Print the entries below word for word; the pictures stay out of your copy.

- - -

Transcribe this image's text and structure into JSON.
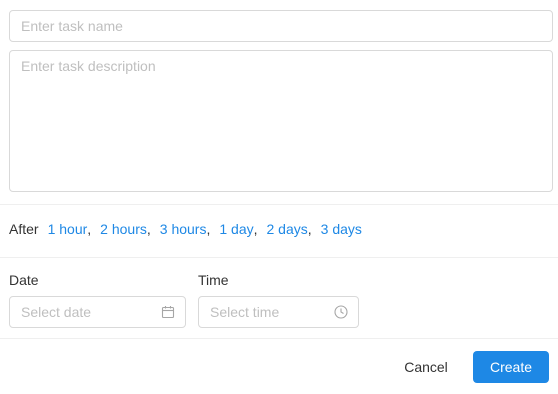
{
  "form": {
    "task_name": {
      "placeholder": "Enter task name",
      "value": ""
    },
    "task_description": {
      "placeholder": "Enter task description",
      "value": ""
    }
  },
  "quick_times": {
    "label": "After",
    "separator": ",",
    "options": [
      "1 hour",
      "2 hours",
      "3 hours",
      "1 day",
      "2 days",
      "3 days"
    ]
  },
  "date_field": {
    "label": "Date",
    "placeholder": "Select date",
    "icon": "calendar-icon"
  },
  "time_field": {
    "label": "Time",
    "placeholder": "Select time",
    "icon": "clock-icon"
  },
  "actions": {
    "cancel_label": "Cancel",
    "create_label": "Create"
  },
  "colors": {
    "accent": "#1e88e5",
    "border": "#d9d9d9",
    "placeholder": "#bfbfbf",
    "text": "#333333"
  }
}
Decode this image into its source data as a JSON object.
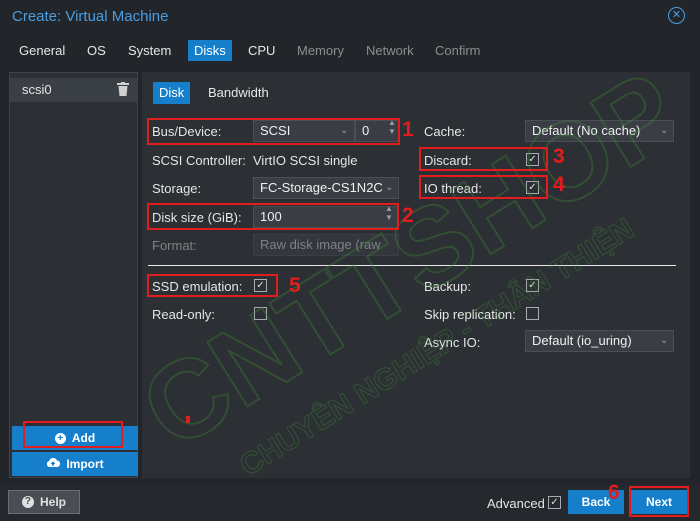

- - -

◆ Answer for this exercise
Transcribe this image's text and structure into JSON.
{
  "form": {
    "task_name": {
      "placeholder": "Enter task name",
      "value": ""
    },
    "task_description": {
      "placeholder": "Enter task description",
      "value": ""
    }
  },
  "quick_times": {
    "label": "After",
    "separator": ",",
    "options": [
      "1 hour",
      "2 hours",
      "3 hours",
      "1 day",
      "2 days",
      "3 days"
    ]
  },
  "date_field": {
    "label": "Date",
    "placeholder": "Select date",
    "icon": "calendar-icon"
  },
  "time_field": {
    "label": "Time",
    "placeholder": "Select time",
    "icon": "clock-icon"
  },
  "actions": {
    "cancel_label": "Cancel",
    "create_label": "Create"
  },
  "colors": {
    "accent": "#1e88e5",
    "border": "#d9d9d9",
    "placeholder": "#bfbfbf",
    "text": "#333333"
  }
}
Decode this image into its source data as a JSON object.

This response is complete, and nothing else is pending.